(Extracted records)
+++
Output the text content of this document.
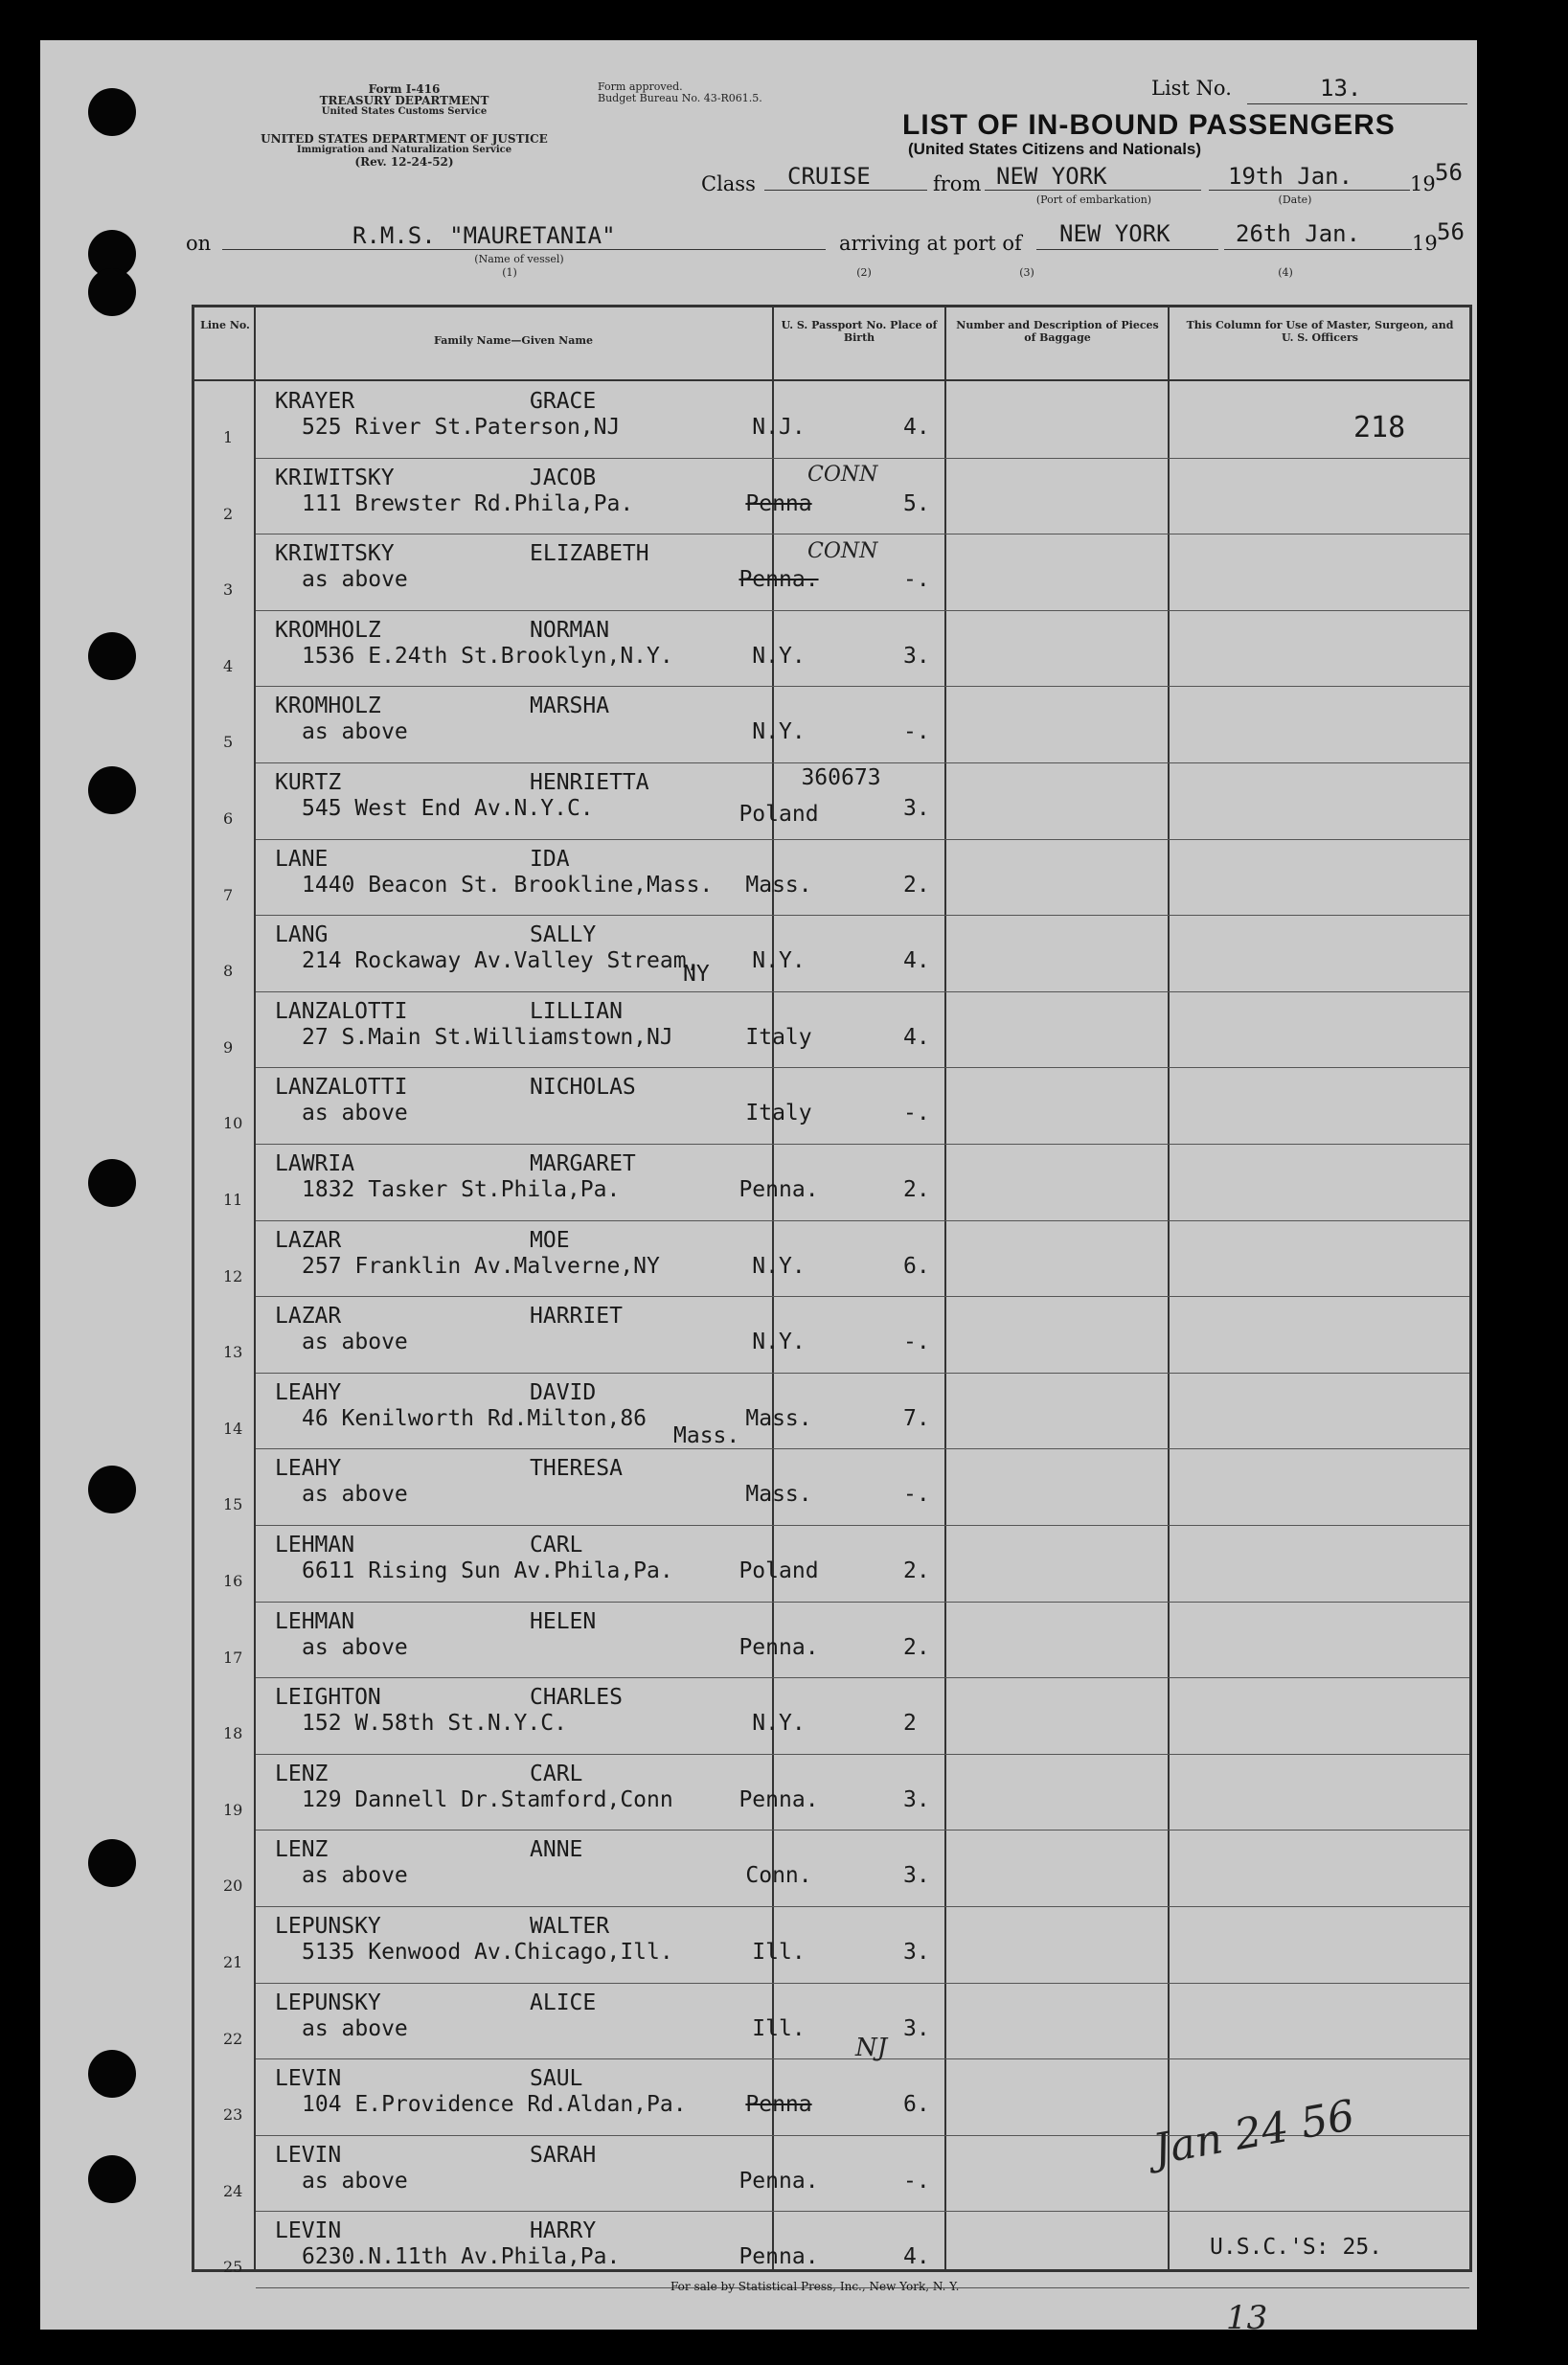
Form I-416
TREASURY DEPARTMENT
United States Customs Service
UNITED STATES DEPARTMENT OF JUSTICE
Immigration and Naturalization Service
(Rev. 12-24-52)
Form approved.
Budget Bureau No. 43-R061.5.	List No.	13.
LIST OF IN-BOUND PASSENGERS
(United States Citizens and Nationals)
Class CRUISE	from NEW YORK
(Port of embarkation)
19th Jan.
(Date)
19 56
on	R.M.S. "MAURETANIA"
(Name of vessel)
arriving at port of NEW YORK	26th Jan.	19 56
(1)	(2)	(3)	(4)
Line No.
Family Name—Given Name
U. S. Passport No. Place of Birth
Number and Description of Pieces of Baggage
This Column for Use of Master, Surgeon, and U. S. Officers
1
KRAYER	GRACE
525 River St.Paterson,NJ	N.J.	4.
2
KRIWITSKY	JACOB
111 Brewster Rd.Phila,Pa.	Penna	5.
3
KRIWITSKY	ELIZABETH
as above	Penna.	-.
4
KROMHOLZ	NORMAN
1536 E.24th St.Brooklyn,N.Y.	N.Y.	3.
5
KROMHOLZ	MARSHA
as above	N.Y.	-.
6
KURTZ	HENRIETTA
545 West End Av.N.Y.C.	Poland	3.
7
LANE	IDA
1440 Beacon St. Brookline,Mass.	Mass.	2.
8
LANG	SALLY
214 Rockaway Av.Valley Stream,	N.Y.	4.
9
LANZALOTTI	LILLIAN
27 S.Main St.Williamstown,NJ	Italy	4.
10
LANZALOTTI	NICHOLAS
as above	Italy	-.
11
LAWRIA	MARGARET
1832 Tasker St.Phila,Pa.	Penna.	2.
12
LAZAR	MOE
257 Franklin Av.Malverne,NY	N.Y.	6.
13
LAZAR	HARRIET
as above	N.Y.	-.
14
LEAHY	DAVID
46 Kenilworth Rd.Milton,86	Mass.	7.
15
LEAHY	THERESA
as above	Mass.	-.
16
LEHMAN	CARL
6611 Rising Sun Av.Phila,Pa.	Poland	2.
17
LEHMAN	HELEN
as above	Penna.	2.
18
LEIGHTON	CHARLES
152 W.58th St.N.Y.C.	N.Y.	2
19
LENZ	CARL
129 Dannell Dr.Stamford,Conn	Penna.	3.
20
LENZ	ANNE
as above	Conn.	3.
21
LEPUNSKY	WALTER
5135 Kenwood Av.Chicago,Ill.	Ill.	3.
22
LEPUNSKY	ALICE
as above	Ill.	3.
23
LEVIN	SAUL
104 E.Providence Rd.Aldan,Pa.	Penna	6.
24
LEVIN	SARAH
as above	Penna.	-.
25
LEVIN	HARRY
6230.N.11th Av.Phila,Pa.	Penna.	4.
218
CONN
CONN
360673
NY
Mass.
NJ
U.S.C.'S: 25.
Jan 24 56
For sale by Statistical Press, Inc., New York, N. Y.
13
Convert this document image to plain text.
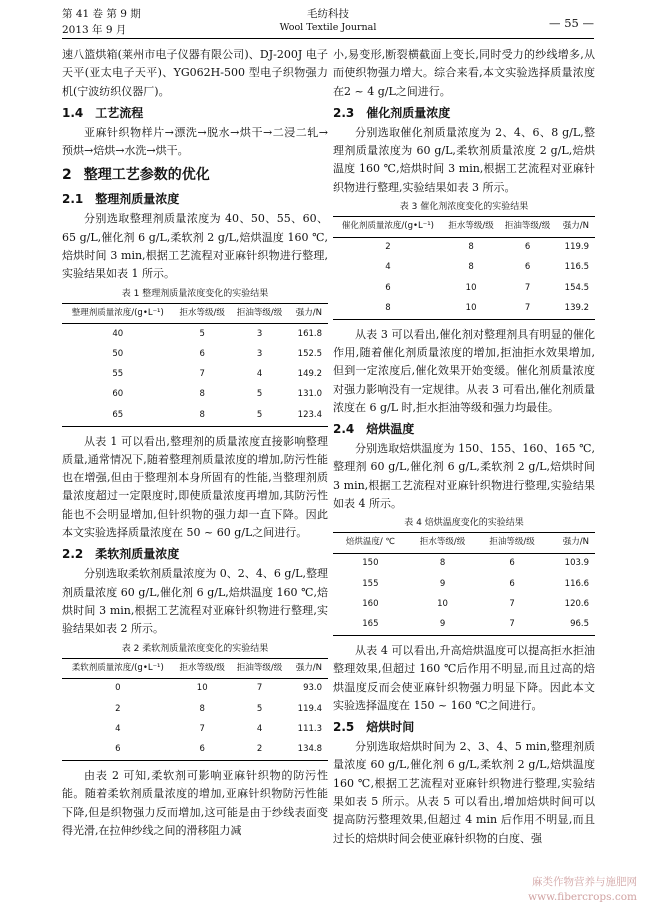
第 41 卷 第 9 期
2013 年 9 月
毛纺科技
Wool Textile Journal	— 55 —

速八篮烘箱(莱州市电子仪器有限公司)、DJ-200J 电子天平(亚太电子天平)、YG062H-500 型电子织物强力机(宁波纺织仪器厂)。

1.4 工艺流程

亚麻针织物样片→漂洗→脱水→烘干→二浸二轧→预烘→焙烘→水洗→烘干。

2 整理工艺参数的优化
2.1 整理剂质量浓度

分别选取整理剂质量浓度为 40、50、55、60、65 g/L,催化剂 6 g/L,柔软剂 2 g/L,焙烘温度 160 ℃,焙烘时间 3 min,根据工艺流程对亚麻针织物进行整理,实验结果如表 1 所示。

表 1 整理剂质量浓度变化的实验结果
整理剂质量浓度/(g•L⁻¹)	拒水等级/级	拒油等级/级	强力/N
40	5	3	161.8
50	6	3	152.5
55	7	4	149.2
60	8	5	131.0
65	8	5	123.4

从表 1 可以看出,整理剂的质量浓度直接影响整理质量,通常情况下,随着整理剂质量浓度的增加,防污性能也在增强,但由于整理剂本身所固有的性能,当整理剂质量浓度超过一定限度时,即使质量浓度再增加,其防污性能也不会明显增加,但针织物的强力却一直下降。因此本文实验选择质量浓度在 50 ~ 60 g/L之间进行。

2.2 柔软剂质量浓度

分别选取柔软剂质量浓度为 0、2、4、6 g/L,整理剂质量浓度 60 g/L,催化剂 6 g/L,焙烘温度 160 ℃,焙烘时间 3 min,根据工艺流程对亚麻针织物进行整理,实验结果如表 2 所示。

表 2 柔软剂质量浓度变化的实验结果
柔软剂质量浓度/(g•L⁻¹)	拒水等级/级	拒油等级/级	强力/N
0	10	7	93.0
2	8	5	119.4
4	7	4	111.3
6	6	2	134.8

由表 2 可知,柔软剂可影响亚麻针织物的防污性能。随着柔软剂质量浓度的增加,亚麻针织物防污性能下降,但是织物强力反而增加,这可能是由于纱线表面变得光滑,在拉伸纱线之间的滑移阻力减

小,易变形,断裂横截面上变长,同时受力的纱线增多,从而使织物强力增大。综合来看,本文实验选择质量浓度在2 ~ 4 g/L之间进行。

2.3 催化剂质量浓度

分别选取催化剂质量浓度为 2、4、6、8 g/L,整理剂质量浓度为 60 g/L,柔软剂质量浓度 2 g/L,焙烘温度 160 ℃,焙烘时间 3 min,根据工艺流程对亚麻针织物进行整理,实验结果如表 3 所示。

表 3 催化剂浓度变化的实验结果
催化剂质量浓度/(g•L⁻¹)	拒水等级/级	拒油等级/级	强力/N
2	8	6	119.9
4	8	6	116.5
6	10	7	154.5
8	10	7	139.2

从表 3 可以看出,催化剂对整理剂具有明显的催化作用,随着催化剂质量浓度的增加,拒油拒水效果增加,但到一定浓度后,催化效果开始变缓。催化剂质量浓度对强力影响没有一定规律。从表 3 可看出,催化剂质量浓度在 6 g/L 时,拒水拒油等级和强力均最佳。

2.4 焙烘温度

分别选取焙烘温度为 150、155、160、165 ℃,整理剂 60 g/L,催化剂 6 g/L,柔软剂 2 g/L,焙烘时间 3 min,根据工艺流程对亚麻针织物进行整理,实验结果如表 4 所示。

表 4 焙烘温度变化的实验结果
焙烘温度/ ℃	拒水等级/级	拒油等级/级	强力/N
150	8	6	103.9
155	9	6	116.6
160	10	7	120.6
165	9	7	96.5

从表 4 可以看出,升高焙烘温度可以提高拒水拒油整理效果,但超过 160 ℃后作用不明显,而且过高的焙烘温度反而会使亚麻针织物强力明显下降。因此本文实验选择温度在 150 ~ 160 ℃之间进行。

2.5 焙烘时间

分别选取焙烘时间为 2、3、4、5 min,整理剂质量浓度 60 g/L,催化剂 6 g/L,柔软剂 2 g/L,焙烘温度 160 ℃,根据工艺流程对亚麻针织物进行整理,实验结果如表 5 所示。从表 5 可以看出,增加焙烘时间可以提高防污整理效果,但超过 4 min 后作用不明显,而且过长的焙烘时间会使亚麻针织物的白度、强

麻类作物营养与施肥网
www.fibercrops.com
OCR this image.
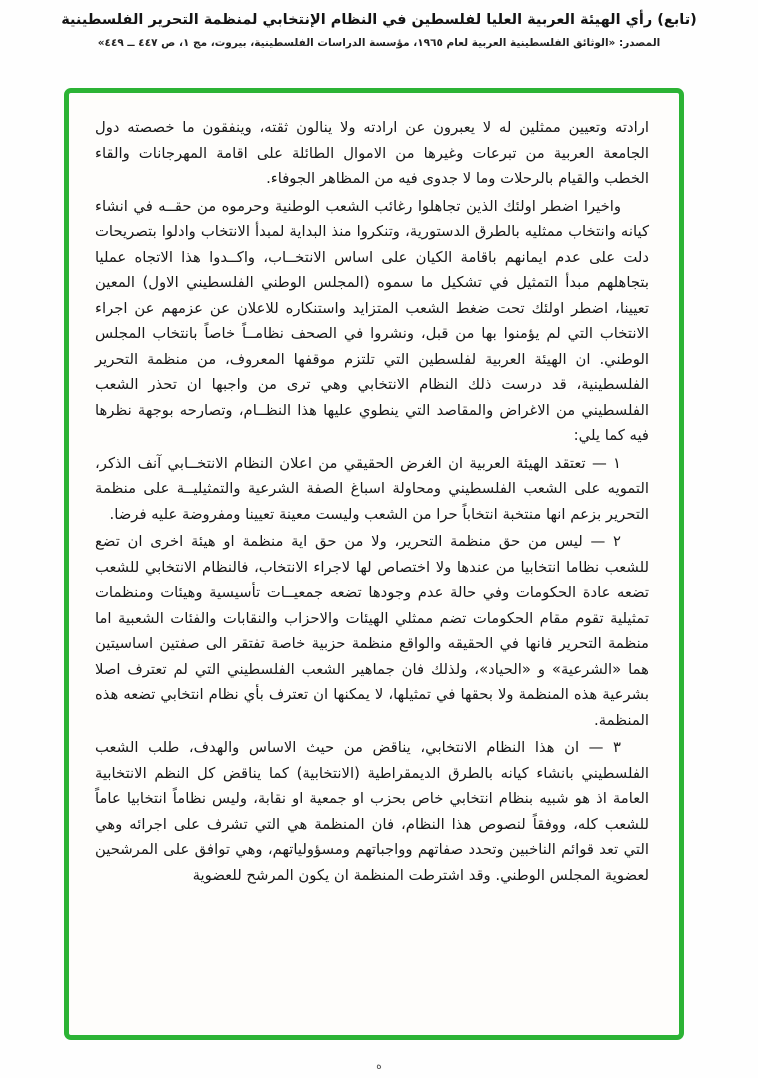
(تابع) رأي الهيئة العربية العليا لفلسطين في النظام الإنتخابي لمنظمة التحرير الفلسطينية
المصدر: «الوثائق الفلسطينية العربية لعام ١٩٦٥، مؤسسة الدراسات الفلسطينية، بيروت، مج ١، ص ٤٤٧ ــ ٤٤٩»

ارادته وتعيين ممثلين له لا يعبرون عن ارادته ولا ينالون ثقته، وينفقون ما خصصته دول الجامعة العربية من تبرعات وغيرها من الاموال الطائلة على اقامة المهرجانات والقاء الخطب والقيام بالرحلات وما لا جدوى فيه من المظاهر الجوفاء.

واخيرا اضطر اولئك الذين تجاهلوا رغائب الشعب الوطنية وحرموه من حقــه في انشاء كيانه وانتخاب ممثليه بالطرق الدستورية، وتنكروا منذ البداية لمبدأ الانتخاب وادلوا بتصريحات دلت على عدم ايمانهم باقامة الكيان على اساس الانتخــاب، واكــدوا هذا الاتجاه عمليا بتجاهلهم مبدأ التمثيل في تشكيل ما سموه (المجلس الوطني الفلسطيني الاول) المعين تعيينا، اضطر اولئك تحت ضغط الشعب المتزايد واستنكاره للاعلان عن عزمهم عن اجراء الانتخاب التي لم يؤمنوا بها من قبل، ونشروا في الصحف نظامــاً خاصاً بانتخاب المجلس الوطني. ان الهيئة العربية لفلسطين التي تلتزم موقفها المعروف، من منظمة التحرير الفلسطينية، قد درست ذلك النظام الانتخابي وهي ترى من واجبها ان تحذر الشعب الفلسطيني من الاغراض والمقاصد التي ينطوي عليها هذا النظــام، وتصارحه بوجهة نظرها فيه كما يلي:

١ — تعتقد الهيئة العربية ان الغرض الحقيقي من اعلان النظام الانتخــابي آنف الذكر، التمويه على الشعب الفلسطيني ومحاولة اسباغ الصفة الشرعية والتمثيليــة على منظمة التحرير بزعم انها منتخبة انتخاباً حرا من الشعب وليست معينة تعيينا ومفروضة عليه فرضا.

٢ — ليس من حق منظمة التحرير، ولا من حق اية منظمة او هيئة اخرى ان تضع للشعب نظاما انتخابيا من عندها ولا اختصاص لها لاجراء الانتخاب، فالنظام الانتخابي للشعب تضعه عادة الحكومات وفي حالة عدم وجودها تضعه جمعيــات تأسيسية وهيئات ومنظمات تمثيلية تقوم مقام الحكومات تضم ممثلي الهيئات والاحزاب والنقابات والفئات الشعبية اما منظمة التحرير فانها في الحقيقه والواقع منظمة حزبية خاصة تفتقر الى صفتين اساسيتين هما «الشرعية» و «الحياد»، ولذلك فان جماهير الشعب الفلسطيني التي لم تعترف اصلا بشرعية هذه المنظمة ولا بحقها في تمثيلها، لا يمكنها ان تعترف بأي نظام انتخابي تضعه هذه المنظمة.

٣ — ان هذا النظام الانتخابي، يناقض من حيث الاساس والهدف، طلب الشعب الفلسطيني بانشاء كيانه بالطرق الديمقراطية (الانتخابية) كما يناقض كل النظم الانتخابية العامة اذ هو شبيه بنظام انتخابي خاص بحزب او جمعية او نقابة، وليس نظاماً انتخابيا عاماً للشعب كله، ووفقاً لنصوص هذا النظام، فان المنظمة هي التي تشرف على اجرائه وهي التي تعد قوائم الناخبين وتحدد صفاتهم وواجباتهم ومسؤولياتهم، وهي توافق على المرشحين لعضوية المجلس الوطني. وقد اشترطت المنظمة ان يكون المرشح للعضوية

ه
+++
> **What you have to do**
Gather all lines from the listing above in which "Phila" occurs.

> **Expected answer**
111 Brewster Rd.Phila,Pa.	Penna	5.
1832 Tasker St.Phila,Pa.	Penna.	2.
6611 Rising Sun Av.Phila,Pa.	Poland	2.
6230.N.11th Av.Phila,Pa.	Penna.	4.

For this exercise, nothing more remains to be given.